__Selection__
◇ ◇ ◇ ◇ ◇

I know that the page describes Russian. Does that make the description less valid?

Well, it means at least that it only applies to that language. And if it is inconsistent with the universal guidelines, I would say it's problematic. However, as I already said, the basic problem seems to be that the universal guidelines are not clear enough to begin with.

jasiewert · 2024-10-25T14:22:40Z

Talking about the "universal" guidelines, they are indeed not of much help here in their current state since they only mention that in some languages the nmod relation is out of question for possessive determiners, but do not give any guidelines on how to distinguish det from nmod: "This is not yet completely parallel across languages; in some languages, it is much more clear than in English how possessive determiners relate to adjectives, and the nmod relation is out of question." https://universaldependencies.org/u/dep/det.html
In any case, this guideline does show that in some languages, possessive determiners might have to be annotated as something else than nmod. However, from this conversation, I get the impression that we are now being pushed towards annotating any possessive determiners as nmod no matter how they behave morpho-syntactically in the various languages. Is this a misunderstanding?

jnivre · 2024-10-25T14:41:06Z

I personally think that this might be preferable for cross-linguistic consistency, but as you correctly point out the guidelines do allow both options and there has been no amendment to the guidelines on this point. In particular, the new validator rule that is the original focus of this issue was not (as far as I know) introduced with this in mind. So the main point I take from this discussion is that we need to improve our guidelines for the nmod relation. Whether this will lead to an amendment or only a clarification is too early to say at this point.

◇ ◇ ◇ ◇ ◇

__Material shown__
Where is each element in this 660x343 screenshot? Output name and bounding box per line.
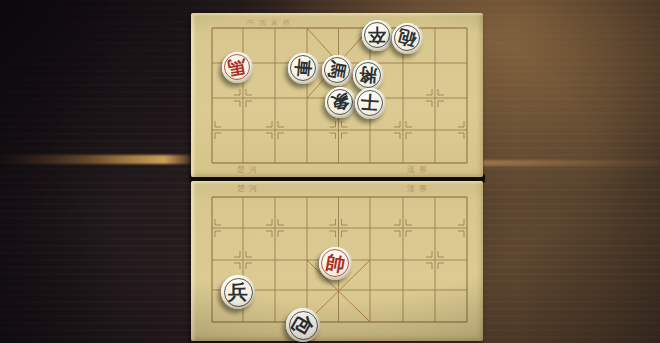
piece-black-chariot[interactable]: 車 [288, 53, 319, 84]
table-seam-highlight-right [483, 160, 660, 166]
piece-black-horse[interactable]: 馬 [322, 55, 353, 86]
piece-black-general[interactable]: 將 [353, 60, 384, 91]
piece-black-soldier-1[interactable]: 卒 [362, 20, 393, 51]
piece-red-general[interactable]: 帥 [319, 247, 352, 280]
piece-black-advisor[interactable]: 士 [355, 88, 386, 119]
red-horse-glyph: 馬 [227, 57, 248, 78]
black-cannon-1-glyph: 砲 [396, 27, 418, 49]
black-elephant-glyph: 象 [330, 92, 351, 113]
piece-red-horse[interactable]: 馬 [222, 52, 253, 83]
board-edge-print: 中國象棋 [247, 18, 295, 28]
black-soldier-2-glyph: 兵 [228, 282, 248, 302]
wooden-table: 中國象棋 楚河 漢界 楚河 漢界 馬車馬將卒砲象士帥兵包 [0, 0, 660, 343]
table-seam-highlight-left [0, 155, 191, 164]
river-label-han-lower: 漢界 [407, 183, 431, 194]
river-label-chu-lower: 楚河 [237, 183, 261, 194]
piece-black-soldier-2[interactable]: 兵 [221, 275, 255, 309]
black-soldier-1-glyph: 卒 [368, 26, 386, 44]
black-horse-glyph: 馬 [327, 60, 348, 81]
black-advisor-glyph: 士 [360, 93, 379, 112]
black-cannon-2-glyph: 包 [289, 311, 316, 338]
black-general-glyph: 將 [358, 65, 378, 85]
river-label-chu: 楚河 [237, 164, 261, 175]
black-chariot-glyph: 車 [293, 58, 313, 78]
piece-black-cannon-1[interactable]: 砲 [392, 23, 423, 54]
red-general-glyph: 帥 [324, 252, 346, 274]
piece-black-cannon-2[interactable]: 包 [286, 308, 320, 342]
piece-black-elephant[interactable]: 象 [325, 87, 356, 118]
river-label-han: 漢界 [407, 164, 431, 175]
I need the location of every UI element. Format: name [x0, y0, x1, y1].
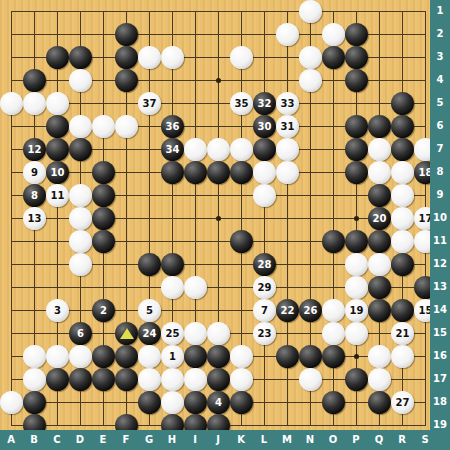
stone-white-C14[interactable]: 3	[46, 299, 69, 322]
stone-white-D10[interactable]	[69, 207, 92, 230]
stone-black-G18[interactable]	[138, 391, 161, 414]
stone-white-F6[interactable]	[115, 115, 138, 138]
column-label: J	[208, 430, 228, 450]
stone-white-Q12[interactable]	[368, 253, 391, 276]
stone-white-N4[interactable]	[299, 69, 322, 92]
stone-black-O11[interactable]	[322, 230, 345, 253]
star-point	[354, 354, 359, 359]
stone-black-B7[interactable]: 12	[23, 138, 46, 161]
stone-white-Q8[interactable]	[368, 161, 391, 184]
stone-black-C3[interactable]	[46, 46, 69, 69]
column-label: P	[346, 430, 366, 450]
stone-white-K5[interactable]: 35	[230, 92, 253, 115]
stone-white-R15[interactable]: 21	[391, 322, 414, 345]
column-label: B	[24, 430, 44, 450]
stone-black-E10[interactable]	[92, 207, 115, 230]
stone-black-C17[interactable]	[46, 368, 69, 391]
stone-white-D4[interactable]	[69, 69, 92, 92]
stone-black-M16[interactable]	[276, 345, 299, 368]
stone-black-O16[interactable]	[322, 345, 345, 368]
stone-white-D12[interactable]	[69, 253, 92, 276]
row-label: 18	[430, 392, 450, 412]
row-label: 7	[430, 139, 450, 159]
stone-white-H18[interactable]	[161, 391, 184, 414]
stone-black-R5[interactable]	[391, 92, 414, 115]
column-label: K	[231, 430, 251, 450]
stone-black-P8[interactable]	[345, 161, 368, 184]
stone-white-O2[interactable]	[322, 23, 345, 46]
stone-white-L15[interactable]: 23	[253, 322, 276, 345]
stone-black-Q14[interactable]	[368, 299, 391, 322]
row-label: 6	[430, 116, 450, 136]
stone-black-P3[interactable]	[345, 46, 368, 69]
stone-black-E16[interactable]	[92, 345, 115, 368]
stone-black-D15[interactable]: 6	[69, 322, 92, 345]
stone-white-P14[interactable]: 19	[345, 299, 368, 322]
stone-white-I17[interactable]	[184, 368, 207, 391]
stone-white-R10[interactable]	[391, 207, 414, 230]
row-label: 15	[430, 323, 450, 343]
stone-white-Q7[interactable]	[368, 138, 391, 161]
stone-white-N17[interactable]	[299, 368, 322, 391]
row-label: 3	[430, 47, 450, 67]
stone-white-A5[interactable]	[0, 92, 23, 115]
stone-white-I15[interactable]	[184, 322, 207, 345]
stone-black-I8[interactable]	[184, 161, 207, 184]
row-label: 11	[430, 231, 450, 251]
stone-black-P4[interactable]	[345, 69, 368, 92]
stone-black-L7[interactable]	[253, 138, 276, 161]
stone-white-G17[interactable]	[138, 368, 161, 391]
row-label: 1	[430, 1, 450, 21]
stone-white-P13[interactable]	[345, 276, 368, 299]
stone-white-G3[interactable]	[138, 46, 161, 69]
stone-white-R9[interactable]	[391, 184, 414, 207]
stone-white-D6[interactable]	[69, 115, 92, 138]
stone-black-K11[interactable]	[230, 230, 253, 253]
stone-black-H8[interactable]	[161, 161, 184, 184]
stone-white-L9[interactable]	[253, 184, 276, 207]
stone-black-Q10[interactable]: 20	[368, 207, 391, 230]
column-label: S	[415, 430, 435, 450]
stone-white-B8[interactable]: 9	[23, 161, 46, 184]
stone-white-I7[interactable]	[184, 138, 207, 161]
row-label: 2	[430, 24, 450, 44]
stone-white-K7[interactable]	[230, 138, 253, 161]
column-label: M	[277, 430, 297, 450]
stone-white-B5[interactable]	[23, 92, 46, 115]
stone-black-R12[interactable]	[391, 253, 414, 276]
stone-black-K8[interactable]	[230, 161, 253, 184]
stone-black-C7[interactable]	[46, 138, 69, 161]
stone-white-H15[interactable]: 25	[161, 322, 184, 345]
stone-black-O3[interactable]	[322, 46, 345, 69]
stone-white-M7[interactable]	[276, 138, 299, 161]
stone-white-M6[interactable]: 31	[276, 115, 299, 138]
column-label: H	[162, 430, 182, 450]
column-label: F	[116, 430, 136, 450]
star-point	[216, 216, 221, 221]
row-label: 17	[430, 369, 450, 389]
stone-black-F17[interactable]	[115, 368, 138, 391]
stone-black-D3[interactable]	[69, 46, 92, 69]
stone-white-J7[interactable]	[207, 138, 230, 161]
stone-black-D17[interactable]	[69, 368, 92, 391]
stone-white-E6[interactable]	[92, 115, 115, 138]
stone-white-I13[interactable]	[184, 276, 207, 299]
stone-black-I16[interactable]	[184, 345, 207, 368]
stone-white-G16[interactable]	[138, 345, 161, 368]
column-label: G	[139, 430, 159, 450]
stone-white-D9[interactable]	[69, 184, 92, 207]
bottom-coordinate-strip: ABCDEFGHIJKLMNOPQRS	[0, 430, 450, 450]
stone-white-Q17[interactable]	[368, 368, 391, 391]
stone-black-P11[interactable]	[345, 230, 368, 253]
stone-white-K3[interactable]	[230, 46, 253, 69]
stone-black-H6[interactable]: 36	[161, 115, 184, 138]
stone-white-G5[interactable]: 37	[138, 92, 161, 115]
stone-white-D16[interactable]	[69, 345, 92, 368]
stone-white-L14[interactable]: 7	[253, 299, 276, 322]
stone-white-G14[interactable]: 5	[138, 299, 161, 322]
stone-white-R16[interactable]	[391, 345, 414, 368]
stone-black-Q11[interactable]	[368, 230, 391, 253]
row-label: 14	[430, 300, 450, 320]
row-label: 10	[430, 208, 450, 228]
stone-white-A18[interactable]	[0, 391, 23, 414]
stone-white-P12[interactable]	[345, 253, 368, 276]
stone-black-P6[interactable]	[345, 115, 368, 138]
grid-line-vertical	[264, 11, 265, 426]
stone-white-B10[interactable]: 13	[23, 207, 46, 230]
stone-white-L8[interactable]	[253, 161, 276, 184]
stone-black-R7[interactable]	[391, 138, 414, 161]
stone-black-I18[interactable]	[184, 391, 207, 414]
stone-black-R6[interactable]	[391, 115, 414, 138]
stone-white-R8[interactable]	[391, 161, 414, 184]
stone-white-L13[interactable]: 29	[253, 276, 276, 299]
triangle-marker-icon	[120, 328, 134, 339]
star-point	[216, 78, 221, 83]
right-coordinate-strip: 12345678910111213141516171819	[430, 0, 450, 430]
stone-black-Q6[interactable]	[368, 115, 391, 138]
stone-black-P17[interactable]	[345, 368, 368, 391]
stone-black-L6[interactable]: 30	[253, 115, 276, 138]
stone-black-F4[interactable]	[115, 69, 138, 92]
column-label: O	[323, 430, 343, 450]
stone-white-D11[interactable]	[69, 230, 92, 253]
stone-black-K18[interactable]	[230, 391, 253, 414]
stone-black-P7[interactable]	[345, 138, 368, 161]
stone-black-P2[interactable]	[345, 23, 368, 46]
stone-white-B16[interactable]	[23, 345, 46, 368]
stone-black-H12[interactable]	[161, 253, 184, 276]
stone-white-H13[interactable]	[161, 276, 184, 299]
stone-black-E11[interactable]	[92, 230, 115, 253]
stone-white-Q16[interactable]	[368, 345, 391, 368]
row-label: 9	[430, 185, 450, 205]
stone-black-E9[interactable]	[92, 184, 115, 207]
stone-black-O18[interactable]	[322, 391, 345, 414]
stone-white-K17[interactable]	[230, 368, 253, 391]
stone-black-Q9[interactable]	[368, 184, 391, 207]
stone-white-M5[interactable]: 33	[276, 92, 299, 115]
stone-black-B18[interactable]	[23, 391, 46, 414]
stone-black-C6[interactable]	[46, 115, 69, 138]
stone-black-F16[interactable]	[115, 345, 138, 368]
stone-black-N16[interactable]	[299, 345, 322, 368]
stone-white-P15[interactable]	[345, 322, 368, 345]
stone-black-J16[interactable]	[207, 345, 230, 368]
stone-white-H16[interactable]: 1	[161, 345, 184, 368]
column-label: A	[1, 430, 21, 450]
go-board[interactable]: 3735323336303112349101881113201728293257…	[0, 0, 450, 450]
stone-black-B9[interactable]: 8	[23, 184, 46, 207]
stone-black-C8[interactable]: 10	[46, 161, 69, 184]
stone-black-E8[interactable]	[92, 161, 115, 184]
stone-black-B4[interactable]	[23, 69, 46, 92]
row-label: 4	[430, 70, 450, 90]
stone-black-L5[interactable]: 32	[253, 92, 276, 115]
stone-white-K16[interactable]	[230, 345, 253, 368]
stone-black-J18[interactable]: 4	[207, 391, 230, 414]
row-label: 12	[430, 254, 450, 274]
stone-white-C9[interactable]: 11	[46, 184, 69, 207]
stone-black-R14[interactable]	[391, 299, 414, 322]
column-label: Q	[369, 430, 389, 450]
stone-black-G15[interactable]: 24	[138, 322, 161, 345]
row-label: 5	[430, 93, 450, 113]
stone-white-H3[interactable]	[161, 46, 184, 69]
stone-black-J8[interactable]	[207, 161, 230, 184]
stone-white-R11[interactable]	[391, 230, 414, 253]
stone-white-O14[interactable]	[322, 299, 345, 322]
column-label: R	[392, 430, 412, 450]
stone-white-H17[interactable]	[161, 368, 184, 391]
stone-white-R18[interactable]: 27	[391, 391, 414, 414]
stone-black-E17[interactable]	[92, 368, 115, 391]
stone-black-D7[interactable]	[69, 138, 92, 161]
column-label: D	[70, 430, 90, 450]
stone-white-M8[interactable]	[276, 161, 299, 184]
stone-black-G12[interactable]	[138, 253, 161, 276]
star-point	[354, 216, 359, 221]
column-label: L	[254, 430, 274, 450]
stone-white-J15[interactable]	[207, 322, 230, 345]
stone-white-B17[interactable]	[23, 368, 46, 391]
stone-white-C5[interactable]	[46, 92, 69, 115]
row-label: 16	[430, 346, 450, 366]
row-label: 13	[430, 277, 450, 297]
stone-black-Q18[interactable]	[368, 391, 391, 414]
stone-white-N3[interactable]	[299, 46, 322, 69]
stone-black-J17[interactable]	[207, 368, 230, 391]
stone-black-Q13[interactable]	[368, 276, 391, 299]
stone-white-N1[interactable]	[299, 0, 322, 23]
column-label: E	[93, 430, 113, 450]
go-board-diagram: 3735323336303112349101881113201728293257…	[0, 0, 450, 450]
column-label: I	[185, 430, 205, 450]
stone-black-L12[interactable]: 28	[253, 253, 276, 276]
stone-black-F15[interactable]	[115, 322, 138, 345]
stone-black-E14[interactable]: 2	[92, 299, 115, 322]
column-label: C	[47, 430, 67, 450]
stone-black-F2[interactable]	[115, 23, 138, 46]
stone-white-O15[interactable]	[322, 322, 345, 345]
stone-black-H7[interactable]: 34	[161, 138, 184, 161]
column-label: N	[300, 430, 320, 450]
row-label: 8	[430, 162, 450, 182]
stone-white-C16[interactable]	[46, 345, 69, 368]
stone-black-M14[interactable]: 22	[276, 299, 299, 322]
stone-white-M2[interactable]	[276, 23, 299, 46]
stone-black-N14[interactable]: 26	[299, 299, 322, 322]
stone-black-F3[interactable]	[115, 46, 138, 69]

◇ ◇ ◇ ◇ ◇

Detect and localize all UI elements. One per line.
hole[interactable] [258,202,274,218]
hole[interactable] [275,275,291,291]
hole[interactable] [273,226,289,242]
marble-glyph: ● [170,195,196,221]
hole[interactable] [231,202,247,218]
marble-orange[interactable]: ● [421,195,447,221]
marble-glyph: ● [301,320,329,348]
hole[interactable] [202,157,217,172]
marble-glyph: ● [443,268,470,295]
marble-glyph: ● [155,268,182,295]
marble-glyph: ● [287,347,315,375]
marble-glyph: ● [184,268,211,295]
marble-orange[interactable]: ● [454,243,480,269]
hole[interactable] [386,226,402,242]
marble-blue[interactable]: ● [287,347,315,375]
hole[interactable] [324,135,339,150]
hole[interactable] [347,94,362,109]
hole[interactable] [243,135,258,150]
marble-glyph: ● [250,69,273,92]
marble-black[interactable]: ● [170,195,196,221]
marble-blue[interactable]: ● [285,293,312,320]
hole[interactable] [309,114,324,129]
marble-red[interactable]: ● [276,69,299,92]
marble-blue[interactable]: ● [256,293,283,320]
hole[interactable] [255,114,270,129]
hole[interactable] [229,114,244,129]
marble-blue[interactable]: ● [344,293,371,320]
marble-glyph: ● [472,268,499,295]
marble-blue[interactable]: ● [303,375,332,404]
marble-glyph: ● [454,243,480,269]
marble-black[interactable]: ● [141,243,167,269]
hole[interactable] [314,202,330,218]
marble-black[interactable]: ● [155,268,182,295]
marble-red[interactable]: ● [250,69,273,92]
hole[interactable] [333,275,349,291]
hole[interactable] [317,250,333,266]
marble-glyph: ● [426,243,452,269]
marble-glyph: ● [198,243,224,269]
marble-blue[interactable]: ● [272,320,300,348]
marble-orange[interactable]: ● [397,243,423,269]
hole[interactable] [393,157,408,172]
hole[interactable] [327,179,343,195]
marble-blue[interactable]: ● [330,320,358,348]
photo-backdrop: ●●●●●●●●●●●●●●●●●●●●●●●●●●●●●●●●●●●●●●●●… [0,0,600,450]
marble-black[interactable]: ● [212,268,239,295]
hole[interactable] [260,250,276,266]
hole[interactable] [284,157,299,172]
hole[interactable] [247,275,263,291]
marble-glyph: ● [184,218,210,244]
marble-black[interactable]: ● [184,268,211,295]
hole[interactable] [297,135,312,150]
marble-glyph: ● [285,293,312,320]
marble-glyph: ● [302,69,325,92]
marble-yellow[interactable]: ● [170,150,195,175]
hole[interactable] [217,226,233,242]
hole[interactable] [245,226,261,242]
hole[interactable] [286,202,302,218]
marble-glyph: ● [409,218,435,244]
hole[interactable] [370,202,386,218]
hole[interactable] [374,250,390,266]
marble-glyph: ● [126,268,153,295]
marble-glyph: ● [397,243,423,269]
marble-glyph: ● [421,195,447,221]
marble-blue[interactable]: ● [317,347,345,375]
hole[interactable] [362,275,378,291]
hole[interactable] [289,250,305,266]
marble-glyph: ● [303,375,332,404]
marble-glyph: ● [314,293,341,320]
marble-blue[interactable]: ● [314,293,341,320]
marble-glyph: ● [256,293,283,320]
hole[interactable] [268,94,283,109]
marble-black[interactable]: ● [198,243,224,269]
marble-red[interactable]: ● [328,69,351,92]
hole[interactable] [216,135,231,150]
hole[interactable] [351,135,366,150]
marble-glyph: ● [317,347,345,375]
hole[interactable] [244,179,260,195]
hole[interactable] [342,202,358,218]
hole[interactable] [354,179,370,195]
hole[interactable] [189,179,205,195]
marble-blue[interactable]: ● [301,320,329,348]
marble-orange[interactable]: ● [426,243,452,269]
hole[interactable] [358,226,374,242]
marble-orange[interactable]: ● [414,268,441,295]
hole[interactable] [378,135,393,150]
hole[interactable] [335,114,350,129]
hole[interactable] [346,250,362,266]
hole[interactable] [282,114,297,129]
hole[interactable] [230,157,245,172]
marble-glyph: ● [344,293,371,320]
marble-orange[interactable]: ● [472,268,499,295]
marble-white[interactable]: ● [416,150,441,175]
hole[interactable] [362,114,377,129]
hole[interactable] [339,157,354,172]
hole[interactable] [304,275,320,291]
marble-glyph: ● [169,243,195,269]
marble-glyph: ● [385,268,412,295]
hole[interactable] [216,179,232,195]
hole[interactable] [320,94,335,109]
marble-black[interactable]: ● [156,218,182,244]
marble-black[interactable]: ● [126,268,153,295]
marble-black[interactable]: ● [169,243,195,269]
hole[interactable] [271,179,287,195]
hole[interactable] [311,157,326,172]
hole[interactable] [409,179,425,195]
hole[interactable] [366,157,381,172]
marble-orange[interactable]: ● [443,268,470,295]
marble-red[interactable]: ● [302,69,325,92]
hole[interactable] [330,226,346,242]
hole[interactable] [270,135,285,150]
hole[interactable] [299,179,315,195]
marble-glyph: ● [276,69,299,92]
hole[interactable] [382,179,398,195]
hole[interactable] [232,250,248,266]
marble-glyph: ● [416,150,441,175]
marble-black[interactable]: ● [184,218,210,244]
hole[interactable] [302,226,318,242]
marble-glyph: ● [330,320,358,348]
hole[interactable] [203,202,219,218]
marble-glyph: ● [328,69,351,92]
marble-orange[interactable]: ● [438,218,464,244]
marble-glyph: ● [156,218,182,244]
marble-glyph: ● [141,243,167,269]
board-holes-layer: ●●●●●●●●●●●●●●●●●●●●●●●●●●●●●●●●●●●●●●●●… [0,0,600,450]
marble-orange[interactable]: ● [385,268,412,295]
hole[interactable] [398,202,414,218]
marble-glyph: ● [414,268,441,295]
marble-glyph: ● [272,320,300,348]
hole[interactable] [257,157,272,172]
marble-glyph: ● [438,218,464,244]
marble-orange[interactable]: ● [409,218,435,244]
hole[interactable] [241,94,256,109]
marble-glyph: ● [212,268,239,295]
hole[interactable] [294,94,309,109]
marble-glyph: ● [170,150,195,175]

◇ ◇ ◇ ◇ ◇

__Parts of the exercise__
a – In the thread on possessive determiners, for which relation does jnivre say the guidelines need to be improved?
b – Quote the thread on possessive determiners word for word, beginning at the words "I personally think" and stopping after "at this point.".
c – Write the next part of the thread on possessive determiners, starting right after its last sentence.

__Outputs__
a – The nmod relation.

b –
I personally think that this might be preferable for cross-linguistic consistency, but as you correctly point out the guidelines do allow both options and there has been no amendment to the guidelines on this point. In particular, the new validator rule that is the original focus of this issue was not (as far as I know) introduced with this in mind. So the main point I take from this discussion is that we need to improve our guidelines for the nmod relation. Whether this will lead to an amendment or only a clarification is too early to say at this point.

c –
rueter · 2024-10-25T15:34:02Z

@jnivre, @sylvainkahane and @jasiewert, I am suggesting that the Swedish "ditt hus" 'your house' could be annotated as det(hus, ditt), but "hans hus" 'his house' nmod:poss(hus, hans).

This describes a distinction between structures, such as parallel between 3Sg genitive form in and nouns in the genitive, on the one hand,
nmod:poss(дом, его) 'his home', nmod:poss(kotini, minun) 'my home' fin.

and "ditt hus" possessive determiners that agree with their head words, i.e., "ta maison", "твой дом", on the other.
det:poss(maison, ta), det:poss(дом, твой), det:poss(Haus, sein)

This, of course, does not answer the English dilemma with my, thy, your, our, their, her.
I am leaving the words "his" and "its" out.

amir-zeldes · 2024-10-25T16:41:04Z

This, of course, does not answer the English dilemma with my, thy, your, our, their, her. I am leaving the words "his" and "its" out.

Actually "their" and "her" are also historically genitives, like "its" and "his", though some of the pronoun forms are Anglo-Saxon and others are borrowed from Scandinavian (e.g. their, which comes from the dem. stem, not the proper personal stem, Old English "hiera"). But the fact that it's basically impossible to tell which is which now shows that this probably doesn't play a role in how we should analyze the syntax for English - synchronically, none of the forms show any kind of agreement.

jnivre · 2024-10-25T16:53:46Z

I agree with @amir-zeldes. Although we must always use language-specific criteria when interpreting the guidelines for a specific languages, I don't think the presence of agreement should be the basis of the distinction between det and nmod.

lrituma · 2024-10-25T17:54:22Z

For spoken data, we need three relations to be added to the validator:

discourse, which is very common between two determiners in false starts: "a, uh, a gap", "my, uh, our friend"

parataxis for cases such as "a, I don't how to call that, a kiosk, …": here we have a reparandum link between the two "a"s and we would like to attach the parenthesis to the first "a". More exactly we use parataxis:parenth in our spoken French treebanks.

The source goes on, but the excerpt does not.